- _EXERCISE INSTRUCTIONS_
Using the entries below, quote exactly the span of lines that begins with the line containing "What does this" and ends with the final line.

Records contained in a dataset:
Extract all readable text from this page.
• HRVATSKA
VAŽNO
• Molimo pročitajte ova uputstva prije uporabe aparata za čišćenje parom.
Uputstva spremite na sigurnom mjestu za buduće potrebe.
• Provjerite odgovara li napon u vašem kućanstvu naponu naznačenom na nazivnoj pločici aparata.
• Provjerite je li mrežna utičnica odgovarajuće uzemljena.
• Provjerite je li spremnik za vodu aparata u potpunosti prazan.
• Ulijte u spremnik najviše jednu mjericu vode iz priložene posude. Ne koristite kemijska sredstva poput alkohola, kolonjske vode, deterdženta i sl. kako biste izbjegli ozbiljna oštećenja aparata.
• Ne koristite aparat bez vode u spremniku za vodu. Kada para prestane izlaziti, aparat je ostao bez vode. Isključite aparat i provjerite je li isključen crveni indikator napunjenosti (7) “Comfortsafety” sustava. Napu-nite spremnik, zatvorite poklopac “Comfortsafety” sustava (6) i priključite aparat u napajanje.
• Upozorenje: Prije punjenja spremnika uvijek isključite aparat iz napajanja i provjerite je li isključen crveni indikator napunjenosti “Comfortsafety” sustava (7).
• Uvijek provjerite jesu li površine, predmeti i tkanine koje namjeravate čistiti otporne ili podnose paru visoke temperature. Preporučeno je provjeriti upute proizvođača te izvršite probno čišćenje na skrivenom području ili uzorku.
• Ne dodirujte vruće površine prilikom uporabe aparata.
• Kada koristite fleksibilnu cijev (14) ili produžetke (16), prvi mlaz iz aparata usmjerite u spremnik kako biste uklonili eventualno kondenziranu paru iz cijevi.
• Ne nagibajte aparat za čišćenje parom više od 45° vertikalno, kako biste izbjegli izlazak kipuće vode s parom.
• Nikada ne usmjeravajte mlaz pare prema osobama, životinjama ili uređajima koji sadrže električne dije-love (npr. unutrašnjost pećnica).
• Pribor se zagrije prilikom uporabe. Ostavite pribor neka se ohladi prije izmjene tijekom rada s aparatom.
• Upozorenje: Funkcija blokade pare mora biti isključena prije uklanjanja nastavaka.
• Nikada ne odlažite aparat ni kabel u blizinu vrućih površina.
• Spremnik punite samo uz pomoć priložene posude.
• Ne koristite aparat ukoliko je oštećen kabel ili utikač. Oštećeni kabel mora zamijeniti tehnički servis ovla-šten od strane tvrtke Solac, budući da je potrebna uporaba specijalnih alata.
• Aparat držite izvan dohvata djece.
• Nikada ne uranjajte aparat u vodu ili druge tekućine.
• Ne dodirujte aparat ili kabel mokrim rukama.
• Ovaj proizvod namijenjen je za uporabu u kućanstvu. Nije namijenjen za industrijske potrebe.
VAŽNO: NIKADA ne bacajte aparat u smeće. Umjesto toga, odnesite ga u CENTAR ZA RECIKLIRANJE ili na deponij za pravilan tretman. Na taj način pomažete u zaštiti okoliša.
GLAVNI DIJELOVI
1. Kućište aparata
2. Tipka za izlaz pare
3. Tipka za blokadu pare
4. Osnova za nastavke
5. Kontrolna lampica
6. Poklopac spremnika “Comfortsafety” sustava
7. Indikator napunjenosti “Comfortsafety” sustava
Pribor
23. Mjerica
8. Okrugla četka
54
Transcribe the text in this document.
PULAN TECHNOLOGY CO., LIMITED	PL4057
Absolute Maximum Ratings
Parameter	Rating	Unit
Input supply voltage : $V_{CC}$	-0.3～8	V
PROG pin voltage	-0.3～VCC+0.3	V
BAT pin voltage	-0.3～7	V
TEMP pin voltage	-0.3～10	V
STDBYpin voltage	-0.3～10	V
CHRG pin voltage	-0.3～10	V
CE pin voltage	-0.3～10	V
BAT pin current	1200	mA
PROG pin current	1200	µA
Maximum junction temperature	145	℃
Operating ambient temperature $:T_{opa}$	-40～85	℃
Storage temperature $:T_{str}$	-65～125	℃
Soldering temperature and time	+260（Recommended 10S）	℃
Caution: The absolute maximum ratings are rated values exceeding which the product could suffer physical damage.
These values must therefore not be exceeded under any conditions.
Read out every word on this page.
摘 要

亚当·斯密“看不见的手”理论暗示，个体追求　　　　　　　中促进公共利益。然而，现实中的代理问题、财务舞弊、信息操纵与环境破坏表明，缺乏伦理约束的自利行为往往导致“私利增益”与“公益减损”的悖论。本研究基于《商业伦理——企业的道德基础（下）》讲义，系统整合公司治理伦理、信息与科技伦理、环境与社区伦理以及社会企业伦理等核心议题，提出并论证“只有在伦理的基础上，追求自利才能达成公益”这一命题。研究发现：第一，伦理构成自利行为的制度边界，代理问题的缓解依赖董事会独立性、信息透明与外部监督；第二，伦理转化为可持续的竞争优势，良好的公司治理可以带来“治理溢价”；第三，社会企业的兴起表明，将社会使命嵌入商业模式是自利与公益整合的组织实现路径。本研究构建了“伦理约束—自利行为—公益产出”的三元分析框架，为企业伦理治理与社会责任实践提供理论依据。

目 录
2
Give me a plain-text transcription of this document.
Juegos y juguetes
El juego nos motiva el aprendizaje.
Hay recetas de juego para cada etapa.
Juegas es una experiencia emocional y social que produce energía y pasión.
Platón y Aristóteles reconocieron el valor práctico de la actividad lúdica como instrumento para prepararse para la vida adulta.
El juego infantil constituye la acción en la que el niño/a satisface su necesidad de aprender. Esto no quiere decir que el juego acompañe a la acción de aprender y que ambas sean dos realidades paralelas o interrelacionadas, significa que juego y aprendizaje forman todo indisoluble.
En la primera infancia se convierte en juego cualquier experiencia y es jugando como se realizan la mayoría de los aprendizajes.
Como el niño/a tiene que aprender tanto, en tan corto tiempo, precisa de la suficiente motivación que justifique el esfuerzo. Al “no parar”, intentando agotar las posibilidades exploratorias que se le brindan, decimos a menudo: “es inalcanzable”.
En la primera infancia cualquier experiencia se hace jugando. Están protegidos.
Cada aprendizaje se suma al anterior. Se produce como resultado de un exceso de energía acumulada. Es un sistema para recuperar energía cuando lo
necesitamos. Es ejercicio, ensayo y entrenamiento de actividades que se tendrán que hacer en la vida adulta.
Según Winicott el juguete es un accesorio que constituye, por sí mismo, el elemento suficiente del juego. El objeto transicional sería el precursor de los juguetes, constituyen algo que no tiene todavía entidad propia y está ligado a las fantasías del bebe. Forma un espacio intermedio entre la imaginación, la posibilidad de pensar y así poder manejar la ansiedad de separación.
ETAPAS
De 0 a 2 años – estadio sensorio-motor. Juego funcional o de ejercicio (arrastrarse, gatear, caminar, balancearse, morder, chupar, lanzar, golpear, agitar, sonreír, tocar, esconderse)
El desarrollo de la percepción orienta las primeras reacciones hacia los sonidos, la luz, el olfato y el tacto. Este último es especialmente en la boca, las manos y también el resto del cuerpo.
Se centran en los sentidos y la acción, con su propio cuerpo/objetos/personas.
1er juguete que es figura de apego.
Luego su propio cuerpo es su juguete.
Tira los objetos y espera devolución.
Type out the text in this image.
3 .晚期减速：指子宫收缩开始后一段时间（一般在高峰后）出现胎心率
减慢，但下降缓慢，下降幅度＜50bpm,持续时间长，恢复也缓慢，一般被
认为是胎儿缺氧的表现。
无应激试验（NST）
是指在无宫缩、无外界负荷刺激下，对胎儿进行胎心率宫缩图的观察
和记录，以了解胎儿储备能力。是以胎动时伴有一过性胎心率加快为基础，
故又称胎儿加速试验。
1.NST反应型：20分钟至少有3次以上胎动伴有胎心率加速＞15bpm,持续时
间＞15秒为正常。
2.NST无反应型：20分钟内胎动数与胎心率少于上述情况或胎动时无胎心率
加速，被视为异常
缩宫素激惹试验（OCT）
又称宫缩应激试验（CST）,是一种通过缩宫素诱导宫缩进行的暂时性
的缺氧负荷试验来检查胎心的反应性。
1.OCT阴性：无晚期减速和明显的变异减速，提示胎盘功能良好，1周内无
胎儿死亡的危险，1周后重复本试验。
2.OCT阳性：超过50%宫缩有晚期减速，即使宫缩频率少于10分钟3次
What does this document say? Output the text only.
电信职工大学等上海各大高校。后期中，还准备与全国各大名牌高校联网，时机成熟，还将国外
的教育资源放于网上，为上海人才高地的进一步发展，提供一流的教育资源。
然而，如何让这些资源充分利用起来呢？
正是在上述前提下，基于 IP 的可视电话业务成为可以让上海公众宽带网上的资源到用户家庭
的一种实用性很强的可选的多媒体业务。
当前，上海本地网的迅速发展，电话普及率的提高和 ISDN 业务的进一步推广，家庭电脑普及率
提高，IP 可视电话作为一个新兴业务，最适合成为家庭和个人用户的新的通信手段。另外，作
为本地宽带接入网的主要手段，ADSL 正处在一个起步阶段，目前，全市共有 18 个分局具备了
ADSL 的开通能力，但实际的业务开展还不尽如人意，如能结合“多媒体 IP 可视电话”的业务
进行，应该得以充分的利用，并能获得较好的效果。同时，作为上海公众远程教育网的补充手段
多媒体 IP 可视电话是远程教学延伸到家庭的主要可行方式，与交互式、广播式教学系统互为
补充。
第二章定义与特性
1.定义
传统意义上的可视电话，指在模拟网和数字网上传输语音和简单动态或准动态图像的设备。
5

- _RESULT OF THIS TASK_
What does this document say? Output the text only.
电信职工大学等上海各大高校。后期中，还准备与全国各大名牌高校联网，时机成熟，还将国外
的教育资源放于网上，为上海人才高地的进一步发展，提供一流的教育资源。
然而，如何让这些资源充分利用起来呢？
正是在上述前提下，基于 IP 的可视电话业务成为可以让上海公众宽带网上的资源到用户家庭
的一种实用性很强的可选的多媒体业务。
当前，上海本地网的迅速发展，电话普及率的提高和 ISDN 业务的进一步推广，家庭电脑普及率
提高，IP 可视电话作为一个新兴业务，最适合成为家庭和个人用户的新的通信手段。另外，作
为本地宽带接入网的主要手段，ADSL 正处在一个起步阶段，目前，全市共有 18 个分局具备了
ADSL 的开通能力，但实际的业务开展还不尽如人意，如能结合“多媒体 IP 可视电话”的业务
进行，应该得以充分的利用，并能获得较好的效果。同时，作为上海公众远程教育网的补充手段
多媒体 IP 可视电话是远程教学延伸到家庭的主要可行方式，与交互式、广播式教学系统互为
补充。
第二章定义与特性
1.定义
传统意义上的可视电话，指在模拟网和数字网上传输语音和简单动态或准动态图像的设备。
5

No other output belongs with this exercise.